Check every line below for the word "color" and copy each one that has it.

# START OF RECORDS TO PROCESS

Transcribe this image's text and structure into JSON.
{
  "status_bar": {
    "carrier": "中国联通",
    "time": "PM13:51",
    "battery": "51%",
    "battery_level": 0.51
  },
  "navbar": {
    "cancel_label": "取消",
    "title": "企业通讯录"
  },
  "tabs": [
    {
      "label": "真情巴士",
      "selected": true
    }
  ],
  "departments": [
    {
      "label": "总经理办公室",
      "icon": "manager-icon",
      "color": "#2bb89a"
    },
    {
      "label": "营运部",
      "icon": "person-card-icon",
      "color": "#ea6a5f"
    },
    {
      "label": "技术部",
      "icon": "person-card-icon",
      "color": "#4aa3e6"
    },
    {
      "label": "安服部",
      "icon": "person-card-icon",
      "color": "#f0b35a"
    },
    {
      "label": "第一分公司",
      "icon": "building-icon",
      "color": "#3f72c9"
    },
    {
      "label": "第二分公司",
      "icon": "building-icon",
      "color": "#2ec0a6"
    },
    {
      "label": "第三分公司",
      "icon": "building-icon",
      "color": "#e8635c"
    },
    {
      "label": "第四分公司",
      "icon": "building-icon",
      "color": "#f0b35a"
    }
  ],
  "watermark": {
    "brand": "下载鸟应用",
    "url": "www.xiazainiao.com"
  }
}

# END OF RECORDS TO PROCESS

_THE RESULT_.
      "color": "#2bb89a"
      "color": "#ea6a5f"
      "color": "#4aa3e6"
      "color": "#f0b35a"
      "color": "#3f72c9"
      "color": "#2ec0a6"
      "color": "#e8635c"
      "color": "#f0b35a"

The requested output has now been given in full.